Given instruction ::
Once the pictures are set aside, transcribe the remaining data exactly.

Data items

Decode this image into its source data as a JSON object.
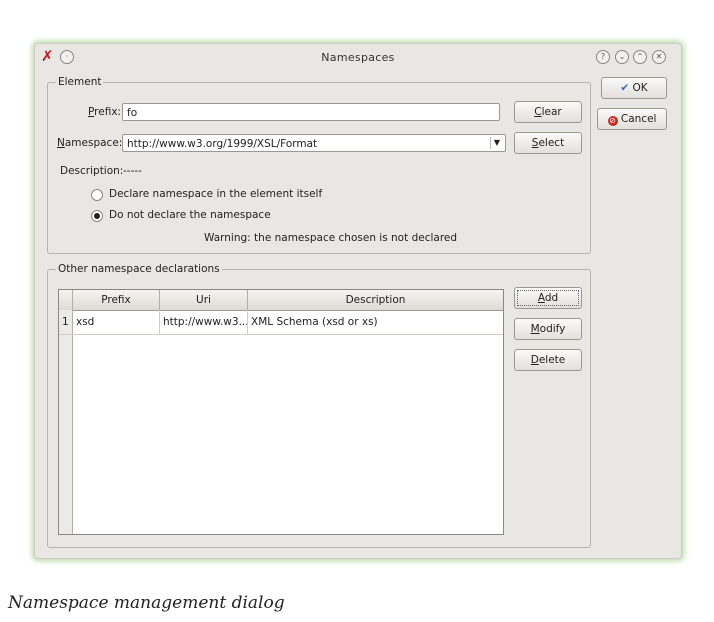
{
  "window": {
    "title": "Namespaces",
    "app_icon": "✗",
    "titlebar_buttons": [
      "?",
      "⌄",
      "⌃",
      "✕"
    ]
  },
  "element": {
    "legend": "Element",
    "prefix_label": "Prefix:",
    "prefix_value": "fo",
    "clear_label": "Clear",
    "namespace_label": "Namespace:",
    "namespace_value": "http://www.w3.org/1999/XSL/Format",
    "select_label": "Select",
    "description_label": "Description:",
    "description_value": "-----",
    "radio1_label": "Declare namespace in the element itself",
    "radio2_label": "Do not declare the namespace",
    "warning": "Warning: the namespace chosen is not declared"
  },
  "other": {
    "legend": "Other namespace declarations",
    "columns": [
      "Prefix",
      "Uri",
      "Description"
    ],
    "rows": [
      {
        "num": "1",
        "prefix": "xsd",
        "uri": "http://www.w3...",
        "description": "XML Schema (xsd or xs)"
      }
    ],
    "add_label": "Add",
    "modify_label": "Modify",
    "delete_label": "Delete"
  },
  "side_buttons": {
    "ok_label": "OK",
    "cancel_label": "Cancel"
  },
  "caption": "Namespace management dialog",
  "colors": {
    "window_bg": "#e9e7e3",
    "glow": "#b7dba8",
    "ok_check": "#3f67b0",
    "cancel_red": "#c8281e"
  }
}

Exercise solution ::
Decode this image into its source data as a JSON object.
{
  "window": {
    "title": "Namespaces",
    "app_icon": "✗",
    "titlebar_buttons": [
      "?",
      "⌄",
      "⌃",
      "✕"
    ]
  },
  "element": {
    "legend": "Element",
    "prefix_label": "Prefix:",
    "prefix_value": "fo",
    "clear_label": "Clear",
    "namespace_label": "Namespace:",
    "namespace_value": "http://www.w3.org/1999/XSL/Format",
    "select_label": "Select",
    "description_label": "Description:",
    "description_value": "-----",
    "radio1_label": "Declare namespace in the element itself",
    "radio2_label": "Do not declare the namespace",
    "warning": "Warning: the namespace chosen is not declared"
  },
  "other": {
    "legend": "Other namespace declarations",
    "columns": [
      "Prefix",
      "Uri",
      "Description"
    ],
    "rows": [
      {
        "num": "1",
        "prefix": "xsd",
        "uri": "http://www.w3...",
        "description": "XML Schema (xsd or xs)"
      }
    ],
    "add_label": "Add",
    "modify_label": "Modify",
    "delete_label": "Delete"
  },
  "side_buttons": {
    "ok_label": "OK",
    "cancel_label": "Cancel"
  },
  "caption": "Namespace management dialog",
  "colors": {
    "window_bg": "#e9e7e3",
    "glow": "#b7dba8",
    "ok_check": "#3f67b0",
    "cancel_red": "#c8281e"
  }
}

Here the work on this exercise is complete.